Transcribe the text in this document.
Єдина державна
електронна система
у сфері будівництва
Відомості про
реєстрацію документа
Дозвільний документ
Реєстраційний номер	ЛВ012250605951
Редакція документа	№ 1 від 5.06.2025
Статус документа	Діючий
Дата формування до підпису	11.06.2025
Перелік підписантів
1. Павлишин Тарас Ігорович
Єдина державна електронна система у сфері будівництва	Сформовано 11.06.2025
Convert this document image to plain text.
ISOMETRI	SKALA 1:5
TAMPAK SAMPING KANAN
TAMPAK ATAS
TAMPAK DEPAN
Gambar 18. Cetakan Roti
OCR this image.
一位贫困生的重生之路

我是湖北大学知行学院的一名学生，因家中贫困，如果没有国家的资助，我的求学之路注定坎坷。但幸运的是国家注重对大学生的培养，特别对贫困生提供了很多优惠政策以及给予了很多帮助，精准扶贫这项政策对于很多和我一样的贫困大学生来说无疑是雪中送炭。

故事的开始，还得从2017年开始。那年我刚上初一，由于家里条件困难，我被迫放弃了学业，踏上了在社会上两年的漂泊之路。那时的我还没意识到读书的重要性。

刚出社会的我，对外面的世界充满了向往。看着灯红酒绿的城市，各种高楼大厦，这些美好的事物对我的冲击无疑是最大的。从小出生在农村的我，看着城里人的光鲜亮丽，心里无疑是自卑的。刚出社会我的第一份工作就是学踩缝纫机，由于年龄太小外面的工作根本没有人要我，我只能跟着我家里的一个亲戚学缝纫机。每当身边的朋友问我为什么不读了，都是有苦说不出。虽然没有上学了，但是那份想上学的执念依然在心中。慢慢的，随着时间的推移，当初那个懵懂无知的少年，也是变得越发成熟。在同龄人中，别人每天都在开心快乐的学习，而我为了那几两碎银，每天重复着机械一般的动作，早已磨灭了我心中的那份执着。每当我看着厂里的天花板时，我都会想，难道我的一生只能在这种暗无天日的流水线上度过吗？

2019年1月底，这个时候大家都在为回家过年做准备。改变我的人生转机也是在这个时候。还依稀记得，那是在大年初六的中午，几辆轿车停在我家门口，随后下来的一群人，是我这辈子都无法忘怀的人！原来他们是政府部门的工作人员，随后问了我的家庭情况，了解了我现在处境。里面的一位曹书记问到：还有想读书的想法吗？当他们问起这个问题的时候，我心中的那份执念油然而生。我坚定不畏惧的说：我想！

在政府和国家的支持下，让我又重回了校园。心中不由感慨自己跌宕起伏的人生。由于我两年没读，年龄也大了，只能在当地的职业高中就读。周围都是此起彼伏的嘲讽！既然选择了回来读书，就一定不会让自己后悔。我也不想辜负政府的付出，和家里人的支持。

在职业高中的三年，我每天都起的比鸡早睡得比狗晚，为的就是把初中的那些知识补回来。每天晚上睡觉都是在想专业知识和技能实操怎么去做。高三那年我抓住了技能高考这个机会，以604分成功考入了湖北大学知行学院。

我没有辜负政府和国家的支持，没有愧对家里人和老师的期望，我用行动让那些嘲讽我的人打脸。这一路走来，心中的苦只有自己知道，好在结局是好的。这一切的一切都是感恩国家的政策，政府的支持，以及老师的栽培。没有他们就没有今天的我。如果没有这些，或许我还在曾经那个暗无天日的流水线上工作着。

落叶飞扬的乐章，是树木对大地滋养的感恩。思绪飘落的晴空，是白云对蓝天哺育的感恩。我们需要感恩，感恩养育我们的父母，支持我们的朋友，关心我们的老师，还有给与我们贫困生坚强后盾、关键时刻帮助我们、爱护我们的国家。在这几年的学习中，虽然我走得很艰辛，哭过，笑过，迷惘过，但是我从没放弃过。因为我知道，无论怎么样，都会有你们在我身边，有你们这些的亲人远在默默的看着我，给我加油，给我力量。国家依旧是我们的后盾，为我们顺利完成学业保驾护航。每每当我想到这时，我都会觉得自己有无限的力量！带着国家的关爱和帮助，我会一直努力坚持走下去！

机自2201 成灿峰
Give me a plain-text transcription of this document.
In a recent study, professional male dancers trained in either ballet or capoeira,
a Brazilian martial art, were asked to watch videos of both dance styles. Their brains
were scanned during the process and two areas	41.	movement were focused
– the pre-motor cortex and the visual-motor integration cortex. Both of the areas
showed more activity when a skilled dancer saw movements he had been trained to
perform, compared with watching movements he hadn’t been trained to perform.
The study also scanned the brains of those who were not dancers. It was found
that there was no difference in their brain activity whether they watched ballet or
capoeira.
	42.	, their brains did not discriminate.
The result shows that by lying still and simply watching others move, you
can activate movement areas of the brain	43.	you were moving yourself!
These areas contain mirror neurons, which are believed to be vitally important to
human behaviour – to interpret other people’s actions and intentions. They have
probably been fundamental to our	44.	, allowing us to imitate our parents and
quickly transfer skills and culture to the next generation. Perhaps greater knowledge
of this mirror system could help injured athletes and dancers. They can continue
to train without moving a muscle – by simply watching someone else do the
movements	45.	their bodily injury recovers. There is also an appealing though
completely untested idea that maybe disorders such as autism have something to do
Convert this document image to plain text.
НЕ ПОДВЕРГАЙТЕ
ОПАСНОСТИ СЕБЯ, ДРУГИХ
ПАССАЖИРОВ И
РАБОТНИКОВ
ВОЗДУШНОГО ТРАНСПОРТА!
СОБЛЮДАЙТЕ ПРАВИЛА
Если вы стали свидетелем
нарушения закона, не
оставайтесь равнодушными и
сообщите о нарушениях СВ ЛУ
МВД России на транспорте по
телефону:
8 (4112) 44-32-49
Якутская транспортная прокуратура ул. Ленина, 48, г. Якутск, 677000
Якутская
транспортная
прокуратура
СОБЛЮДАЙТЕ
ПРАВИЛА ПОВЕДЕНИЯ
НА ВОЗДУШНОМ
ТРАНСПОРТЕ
##############################
Using the listing above, retype each line exactly.

Complete answer>
Transcribe the text in this document.
Єдина державна
електронна система
у сфері будівництва
Відомості про
реєстрацію документа
Дозвільний документ
Реєстраційний номер	ЛВ012250605951
Редакція документа	№ 1 від 5.06.2025
Статус документа	Діючий
Дата формування до підпису	11.06.2025
Перелік підписантів
1. Павлишин Тарас Ігорович
Єдина державна електронна система у сфері будівництва	Сформовано 11.06.2025
Convert this document image to plain text.
ISOMETRI	SKALA 1:5
TAMPAK SAMPING KANAN
TAMPAK ATAS
TAMPAK DEPAN
Gambar 18. Cetakan Roti
OCR this image.
一位贫困生的重生之路

我是湖北大学知行学院的一名学生，因家中贫困，如果没有国家的资助，我的求学之路注定坎坷。但幸运的是国家注重对大学生的培养，特别对贫困生提供了很多优惠政策以及给予了很多帮助，精准扶贫这项政策对于很多和我一样的贫困大学生来说无疑是雪中送炭。

故事的开始，还得从2017年开始。那年我刚上初一，由于家里条件困难，我被迫放弃了学业，踏上了在社会上两年的漂泊之路。那时的我还没意识到读书的重要性。

刚出社会的我，对外面的世界充满了向往。看着灯红酒绿的城市，各种高楼大厦，这些美好的事物对我的冲击无疑是最大的。从小出生在农村的我，看着城里人的光鲜亮丽，心里无疑是自卑的。刚出社会我的第一份工作就是学踩缝纫机，由于年龄太小外面的工作根本没有人要我，我只能跟着我家里的一个亲戚学缝纫机。每当身边的朋友问我为什么不读了，都是有苦说不出。虽然没有上学了，但是那份想上学的执念依然在心中。慢慢的，随着时间的推移，当初那个懵懂无知的少年，也是变得越发成熟。在同龄人中，别人每天都在开心快乐的学习，而我为了那几两碎银，每天重复着机械一般的动作，早已磨灭了我心中的那份执着。每当我看着厂里的天花板时，我都会想，难道我的一生只能在这种暗无天日的流水线上度过吗？

2019年1月底，这个时候大家都在为回家过年做准备。改变我的人生转机也是在这个时候。还依稀记得，那是在大年初六的中午，几辆轿车停在我家门口，随后下来的一群人，是我这辈子都无法忘怀的人！原来他们是政府部门的工作人员，随后问了我的家庭情况，了解了我现在处境。里面的一位曹书记问到：还有想读书的想法吗？当他们问起这个问题的时候，我心中的那份执念油然而生。我坚定不畏惧的说：我想！

在政府和国家的支持下，让我又重回了校园。心中不由感慨自己跌宕起伏的人生。由于我两年没读，年龄也大了，只能在当地的职业高中就读。周围都是此起彼伏的嘲讽！既然选择了回来读书，就一定不会让自己后悔。我也不想辜负政府的付出，和家里人的支持。

在职业高中的三年，我每天都起的比鸡早睡得比狗晚，为的就是把初中的那些知识补回来。每天晚上睡觉都是在想专业知识和技能实操怎么去做。高三那年我抓住了技能高考这个机会，以604分成功考入了湖北大学知行学院。

我没有辜负政府和国家的支持，没有愧对家里人和老师的期望，我用行动让那些嘲讽我的人打脸。这一路走来，心中的苦只有自己知道，好在结局是好的。这一切的一切都是感恩国家的政策，政府的支持，以及老师的栽培。没有他们就没有今天的我。如果没有这些，或许我还在曾经那个暗无天日的流水线上工作着。

落叶飞扬的乐章，是树木对大地滋养的感恩。思绪飘落的晴空，是白云对蓝天哺育的感恩。我们需要感恩，感恩养育我们的父母，支持我们的朋友，关心我们的老师，还有给与我们贫困生坚强后盾、关键时刻帮助我们、爱护我们的国家。在这几年的学习中，虽然我走得很艰辛，哭过，笑过，迷惘过，但是我从没放弃过。因为我知道，无论怎么样，都会有你们在我身边，有你们这些的亲人远在默默的看着我，给我加油，给我力量。国家依旧是我们的后盾，为我们顺利完成学业保驾护航。每每当我想到这时，我都会觉得自己有无限的力量！带着国家的关爱和帮助，我会一直努力坚持走下去！

机自2201 成灿峰
Give me a plain-text transcription of this document.
In a recent study, professional male dancers trained in either ballet or capoeira,
a Brazilian martial art, were asked to watch videos of both dance styles. Their brains
were scanned during the process and two areas	41.	movement were focused
– the pre-motor cortex and the visual-motor integration cortex. Both of the areas
showed more activity when a skilled dancer saw movements he had been trained to
perform, compared with watching movements he hadn’t been trained to perform.
The study also scanned the brains of those who were not dancers. It was found
that there was no difference in their brain activity whether they watched ballet or
capoeira.
	42.	, their brains did not discriminate.
The result shows that by lying still and simply watching others move, you
can activate movement areas of the brain	43.	you were moving yourself!
These areas contain mirror neurons, which are believed to be vitally important to
human behaviour – to interpret other people’s actions and intentions. They have
probably been fundamental to our	44.	, allowing us to imitate our parents and
quickly transfer skills and culture to the next generation. Perhaps greater knowledge
of this mirror system could help injured athletes and dancers. They can continue
to train without moving a muscle – by simply watching someone else do the
movements	45.	their bodily injury recovers. There is also an appealing though
completely untested idea that maybe disorders such as autism have something to do
Convert this document image to plain text.
НЕ ПОДВЕРГАЙТЕ
ОПАСНОСТИ СЕБЯ, ДРУГИХ
ПАССАЖИРОВ И
РАБОТНИКОВ
ВОЗДУШНОГО ТРАНСПОРТА!
СОБЛЮДАЙТЕ ПРАВИЛА
Если вы стали свидетелем
нарушения закона, не
оставайтесь равнодушными и
сообщите о нарушениях СВ ЛУ
МВД России на транспорте по
телефону:
8 (4112) 44-32-49
Якутская транспортная прокуратура ул. Ленина, 48, г. Якутск, 677000
Якутская
транспортная
прокуратура
СОБЛЮДАЙТЕ
ПРАВИЛА ПОВЕДЕНИЯ
НА ВОЗДУШНОМ
ТРАНСПОРТЕ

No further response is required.